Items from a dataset
* * * * * * * * *
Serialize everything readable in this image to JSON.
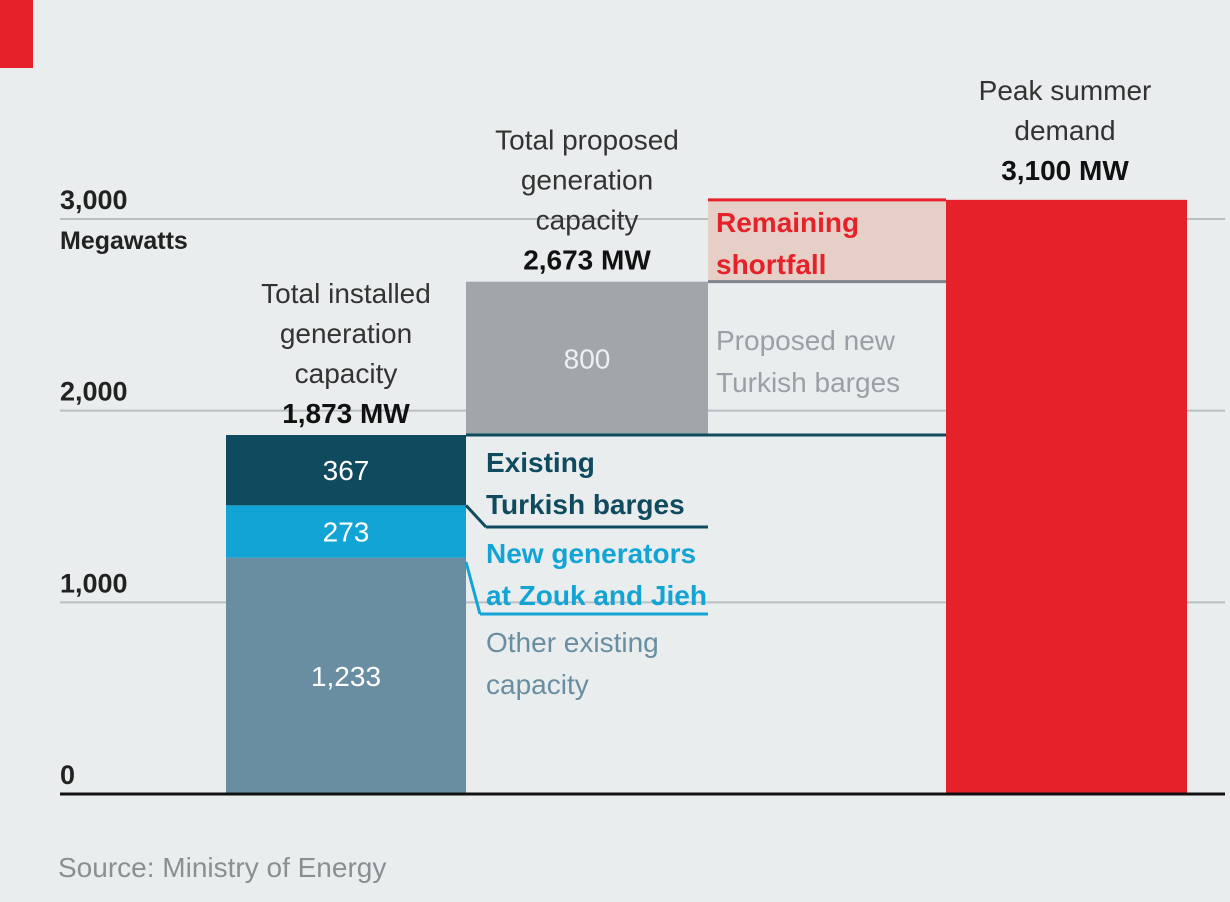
{
  "chart_data": {
    "type": "bar",
    "stacked": true,
    "ylabel": "Megawatts",
    "ylim": [
      0,
      3100
    ],
    "yticks": [
      0,
      1000,
      2000,
      3000
    ],
    "ytick_labels": [
      "0",
      "1,000",
      "2,000",
      "3,000"
    ],
    "grid": true,
    "bars": [
      {
        "id": "installed",
        "header_lines": [
          "Total installed",
          "generation",
          "capacity"
        ],
        "total_label": "1,873 MW",
        "segments": [
          {
            "name": "Other existing capacity",
            "value": 1233,
            "label": "1,233",
            "color": "#6a8ea1"
          },
          {
            "name": "New generators at Zouk and Jieh",
            "value": 273,
            "label": "273",
            "color": "#12a4d4"
          },
          {
            "name": "Existing Turkish barges",
            "value": 367,
            "label": "367",
            "color": "#0f4a5e"
          }
        ]
      },
      {
        "id": "proposed",
        "header_lines": [
          "Total proposed",
          "generation",
          "capacity"
        ],
        "total_label": "2,673 MW",
        "segments": [
          {
            "name": "Proposed new Turkish barges",
            "base": 1873,
            "value": 800,
            "label": "800",
            "color": "#a1a6ab"
          }
        ]
      },
      {
        "id": "shortfall",
        "segments": [
          {
            "name": "Remaining shortfall",
            "base": 2673,
            "value": 427,
            "color": "#e5cfc7"
          }
        ]
      },
      {
        "id": "demand",
        "header_lines": [
          "Peak summer",
          "demand"
        ],
        "total_label": "3,100 MW",
        "segments": [
          {
            "name": "Peak summer demand",
            "value": 3100,
            "color": "#e52129"
          }
        ]
      }
    ],
    "annotations": [
      {
        "lines": [
          "Existing",
          "Turkish barges"
        ],
        "color": "#0f4a5e"
      },
      {
        "lines": [
          "New generators",
          "at Zouk and Jieh"
        ],
        "color": "#12a4d4"
      },
      {
        "lines": [
          "Other existing",
          "capacity"
        ],
        "color": "#6a8ea1"
      },
      {
        "lines": [
          "Proposed new",
          "Turkish barges"
        ],
        "color": "#9aa0a5"
      },
      {
        "lines": [
          "Remaining",
          "shortfall"
        ],
        "color": "#e52129"
      }
    ],
    "source": "Source: Ministry of Energy",
    "accent_color": "#e52129"
  }
}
* * * * * * * * *
[WHAT THIS TASK INVOLVES] Leave out the pictures and copy every record above exactly.

[CORRECT OUTPUT]
Serialize everything readable in this image to JSON.
{
  "chart_data": {
    "type": "bar",
    "stacked": true,
    "ylabel": "Megawatts",
    "ylim": [
      0,
      3100
    ],
    "yticks": [
      0,
      1000,
      2000,
      3000
    ],
    "ytick_labels": [
      "0",
      "1,000",
      "2,000",
      "3,000"
    ],
    "grid": true,
    "bars": [
      {
        "id": "installed",
        "header_lines": [
          "Total installed",
          "generation",
          "capacity"
        ],
        "total_label": "1,873 MW",
        "segments": [
          {
            "name": "Other existing capacity",
            "value": 1233,
            "label": "1,233",
            "color": "#6a8ea1"
          },
          {
            "name": "New generators at Zouk and Jieh",
            "value": 273,
            "label": "273",
            "color": "#12a4d4"
          },
          {
            "name": "Existing Turkish barges",
            "value": 367,
            "label": "367",
            "color": "#0f4a5e"
          }
        ]
      },
      {
        "id": "proposed",
        "header_lines": [
          "Total proposed",
          "generation",
          "capacity"
        ],
        "total_label": "2,673 MW",
        "segments": [
          {
            "name": "Proposed new Turkish barges",
            "base": 1873,
            "value": 800,
            "label": "800",
            "color": "#a1a6ab"
          }
        ]
      },
      {
        "id": "shortfall",
        "segments": [
          {
            "name": "Remaining shortfall",
            "base": 2673,
            "value": 427,
            "color": "#e5cfc7"
          }
        ]
      },
      {
        "id": "demand",
        "header_lines": [
          "Peak summer",
          "demand"
        ],
        "total_label": "3,100 MW",
        "segments": [
          {
            "name": "Peak summer demand",
            "value": 3100,
            "color": "#e52129"
          }
        ]
      }
    ],
    "annotations": [
      {
        "lines": [
          "Existing",
          "Turkish barges"
        ],
        "color": "#0f4a5e"
      },
      {
        "lines": [
          "New generators",
          "at Zouk and Jieh"
        ],
        "color": "#12a4d4"
      },
      {
        "lines": [
          "Other existing",
          "capacity"
        ],
        "color": "#6a8ea1"
      },
      {
        "lines": [
          "Proposed new",
          "Turkish barges"
        ],
        "color": "#9aa0a5"
      },
      {
        "lines": [
          "Remaining",
          "shortfall"
        ],
        "color": "#e52129"
      }
    ],
    "source": "Source: Ministry of Energy",
    "accent_color": "#e52129"
  }
}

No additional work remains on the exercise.